- [GIVEN TASK]
Single out each line with the word "Click" and copy it.

- [RECORDED INFORMATION]

============

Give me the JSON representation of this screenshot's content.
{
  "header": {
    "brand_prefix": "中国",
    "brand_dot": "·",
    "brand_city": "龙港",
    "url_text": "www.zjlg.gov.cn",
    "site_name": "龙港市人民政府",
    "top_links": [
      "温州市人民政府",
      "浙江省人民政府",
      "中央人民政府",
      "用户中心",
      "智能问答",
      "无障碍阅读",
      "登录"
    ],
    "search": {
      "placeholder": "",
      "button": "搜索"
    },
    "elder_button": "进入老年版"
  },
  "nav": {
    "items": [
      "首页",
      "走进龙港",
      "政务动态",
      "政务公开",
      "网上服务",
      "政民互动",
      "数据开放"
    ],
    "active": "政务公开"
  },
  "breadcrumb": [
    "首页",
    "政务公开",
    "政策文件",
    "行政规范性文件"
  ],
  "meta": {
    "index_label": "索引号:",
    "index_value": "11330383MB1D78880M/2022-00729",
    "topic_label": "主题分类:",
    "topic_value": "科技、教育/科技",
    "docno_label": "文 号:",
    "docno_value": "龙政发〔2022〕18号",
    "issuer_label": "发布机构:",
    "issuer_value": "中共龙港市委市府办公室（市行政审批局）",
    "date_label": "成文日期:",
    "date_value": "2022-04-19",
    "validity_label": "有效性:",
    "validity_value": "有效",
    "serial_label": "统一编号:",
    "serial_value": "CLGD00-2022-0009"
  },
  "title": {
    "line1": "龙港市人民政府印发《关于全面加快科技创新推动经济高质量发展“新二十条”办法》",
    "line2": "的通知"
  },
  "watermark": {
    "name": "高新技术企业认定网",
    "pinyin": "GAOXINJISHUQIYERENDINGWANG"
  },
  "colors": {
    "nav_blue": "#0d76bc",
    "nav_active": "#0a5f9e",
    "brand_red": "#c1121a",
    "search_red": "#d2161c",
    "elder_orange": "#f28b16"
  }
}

============

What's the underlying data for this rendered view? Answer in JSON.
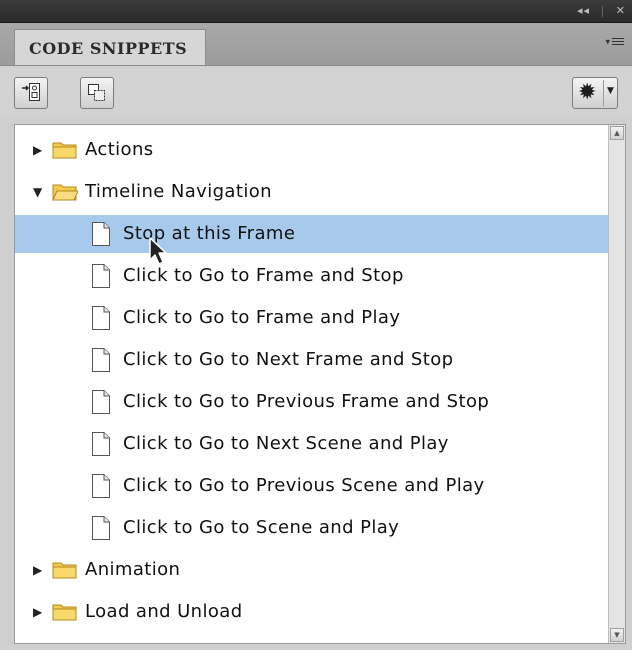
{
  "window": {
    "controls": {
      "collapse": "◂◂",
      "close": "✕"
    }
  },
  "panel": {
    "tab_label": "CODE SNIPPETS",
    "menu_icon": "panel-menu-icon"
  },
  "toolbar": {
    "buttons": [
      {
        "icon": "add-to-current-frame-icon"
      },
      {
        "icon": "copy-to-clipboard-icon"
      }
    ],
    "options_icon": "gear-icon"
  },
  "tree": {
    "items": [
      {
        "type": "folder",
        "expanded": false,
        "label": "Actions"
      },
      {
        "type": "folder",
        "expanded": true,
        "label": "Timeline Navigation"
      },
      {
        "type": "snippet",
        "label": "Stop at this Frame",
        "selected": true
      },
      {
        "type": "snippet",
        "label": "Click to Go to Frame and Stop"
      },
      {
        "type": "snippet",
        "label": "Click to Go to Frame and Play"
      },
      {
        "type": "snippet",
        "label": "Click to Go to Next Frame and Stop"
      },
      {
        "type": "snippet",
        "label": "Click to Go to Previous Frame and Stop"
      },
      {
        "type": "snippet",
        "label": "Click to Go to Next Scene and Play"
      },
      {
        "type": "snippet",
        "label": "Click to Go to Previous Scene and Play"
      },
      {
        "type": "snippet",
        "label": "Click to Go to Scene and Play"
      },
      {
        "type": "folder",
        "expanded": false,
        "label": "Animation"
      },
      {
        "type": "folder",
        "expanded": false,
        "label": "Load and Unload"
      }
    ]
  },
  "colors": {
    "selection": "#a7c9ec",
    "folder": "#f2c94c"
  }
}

============

- [ANSWER TO THE TASK]
        "label": "Click to Go to Frame and Stop"
        "label": "Click to Go to Frame and Play"
        "label": "Click to Go to Next Frame and Stop"
        "label": "Click to Go to Previous Frame and Stop"
        "label": "Click to Go to Next Scene and Play"
        "label": "Click to Go to Previous Scene and Play"
        "label": "Click to Go to Scene and Play"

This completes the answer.